_THE EXERCISE_
How many lines in the listing below contain the string "stop"? Reply with the number alone.

_DATASET RECORDS_
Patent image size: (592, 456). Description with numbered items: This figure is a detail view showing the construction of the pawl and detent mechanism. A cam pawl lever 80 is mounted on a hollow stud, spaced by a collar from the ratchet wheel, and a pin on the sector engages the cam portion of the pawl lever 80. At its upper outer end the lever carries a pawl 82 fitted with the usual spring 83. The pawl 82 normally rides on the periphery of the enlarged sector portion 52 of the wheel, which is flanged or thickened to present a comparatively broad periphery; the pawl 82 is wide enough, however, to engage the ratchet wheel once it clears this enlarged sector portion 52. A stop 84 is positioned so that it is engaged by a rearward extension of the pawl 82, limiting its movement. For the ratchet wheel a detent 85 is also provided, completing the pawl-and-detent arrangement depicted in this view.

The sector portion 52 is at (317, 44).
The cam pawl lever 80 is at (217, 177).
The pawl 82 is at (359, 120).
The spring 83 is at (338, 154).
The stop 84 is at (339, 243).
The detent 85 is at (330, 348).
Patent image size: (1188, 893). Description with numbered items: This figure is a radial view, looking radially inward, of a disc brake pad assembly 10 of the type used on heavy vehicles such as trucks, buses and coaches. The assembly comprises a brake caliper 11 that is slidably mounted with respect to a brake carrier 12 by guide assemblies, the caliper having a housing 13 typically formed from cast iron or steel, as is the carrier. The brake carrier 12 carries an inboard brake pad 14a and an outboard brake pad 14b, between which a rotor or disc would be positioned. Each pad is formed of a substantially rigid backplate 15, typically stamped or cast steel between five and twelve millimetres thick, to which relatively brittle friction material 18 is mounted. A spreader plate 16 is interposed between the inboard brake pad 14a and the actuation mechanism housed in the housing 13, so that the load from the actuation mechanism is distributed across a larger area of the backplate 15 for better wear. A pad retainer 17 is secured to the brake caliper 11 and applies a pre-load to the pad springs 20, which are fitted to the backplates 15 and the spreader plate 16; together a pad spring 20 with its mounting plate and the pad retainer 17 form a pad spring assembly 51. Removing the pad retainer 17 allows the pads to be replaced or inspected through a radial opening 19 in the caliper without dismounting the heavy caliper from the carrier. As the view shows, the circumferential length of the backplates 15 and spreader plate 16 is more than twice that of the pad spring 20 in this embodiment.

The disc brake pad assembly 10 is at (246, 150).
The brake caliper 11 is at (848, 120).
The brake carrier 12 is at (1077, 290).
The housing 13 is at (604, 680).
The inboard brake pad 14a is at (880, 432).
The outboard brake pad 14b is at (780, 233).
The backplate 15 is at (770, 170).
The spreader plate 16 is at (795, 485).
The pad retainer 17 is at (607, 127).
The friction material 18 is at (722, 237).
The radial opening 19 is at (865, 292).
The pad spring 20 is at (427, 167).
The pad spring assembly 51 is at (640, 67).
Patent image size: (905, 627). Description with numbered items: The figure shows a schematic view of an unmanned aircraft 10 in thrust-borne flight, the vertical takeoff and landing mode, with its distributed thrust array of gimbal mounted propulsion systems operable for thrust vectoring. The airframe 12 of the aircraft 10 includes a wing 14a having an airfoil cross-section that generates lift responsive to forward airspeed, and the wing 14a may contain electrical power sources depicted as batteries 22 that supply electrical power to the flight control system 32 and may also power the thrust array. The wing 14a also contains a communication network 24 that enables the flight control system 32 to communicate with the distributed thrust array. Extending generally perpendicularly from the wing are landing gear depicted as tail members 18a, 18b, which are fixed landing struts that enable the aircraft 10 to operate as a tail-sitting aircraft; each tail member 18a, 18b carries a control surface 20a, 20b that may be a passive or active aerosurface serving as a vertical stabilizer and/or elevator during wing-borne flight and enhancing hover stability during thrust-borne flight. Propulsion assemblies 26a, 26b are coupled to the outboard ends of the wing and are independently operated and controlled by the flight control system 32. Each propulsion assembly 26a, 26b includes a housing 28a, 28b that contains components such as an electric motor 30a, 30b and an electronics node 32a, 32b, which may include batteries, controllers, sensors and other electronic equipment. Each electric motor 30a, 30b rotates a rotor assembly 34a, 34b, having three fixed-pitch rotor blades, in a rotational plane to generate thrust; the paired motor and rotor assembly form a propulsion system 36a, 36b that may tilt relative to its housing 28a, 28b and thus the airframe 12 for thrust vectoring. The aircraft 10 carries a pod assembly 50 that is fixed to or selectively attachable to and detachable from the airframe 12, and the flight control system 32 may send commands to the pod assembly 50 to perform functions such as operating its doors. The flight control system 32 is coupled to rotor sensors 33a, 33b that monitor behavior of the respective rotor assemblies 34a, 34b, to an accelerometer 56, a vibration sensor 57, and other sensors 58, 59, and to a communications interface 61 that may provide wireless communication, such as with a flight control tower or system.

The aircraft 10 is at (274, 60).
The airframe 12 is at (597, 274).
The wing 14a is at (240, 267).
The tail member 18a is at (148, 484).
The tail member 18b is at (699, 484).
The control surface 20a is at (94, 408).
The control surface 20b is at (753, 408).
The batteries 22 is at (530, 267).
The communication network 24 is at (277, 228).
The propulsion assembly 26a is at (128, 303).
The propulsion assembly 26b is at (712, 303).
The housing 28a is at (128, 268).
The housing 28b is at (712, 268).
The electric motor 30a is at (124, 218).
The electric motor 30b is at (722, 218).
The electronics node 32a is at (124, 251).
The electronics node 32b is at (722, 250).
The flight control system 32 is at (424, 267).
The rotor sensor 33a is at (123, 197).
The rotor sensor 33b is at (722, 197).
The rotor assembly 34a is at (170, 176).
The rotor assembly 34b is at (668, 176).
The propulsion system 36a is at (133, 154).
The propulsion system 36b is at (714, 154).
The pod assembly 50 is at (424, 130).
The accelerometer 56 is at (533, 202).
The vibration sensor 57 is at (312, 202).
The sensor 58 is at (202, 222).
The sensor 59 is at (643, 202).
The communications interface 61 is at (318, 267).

_RESULT OF THE TASK_
2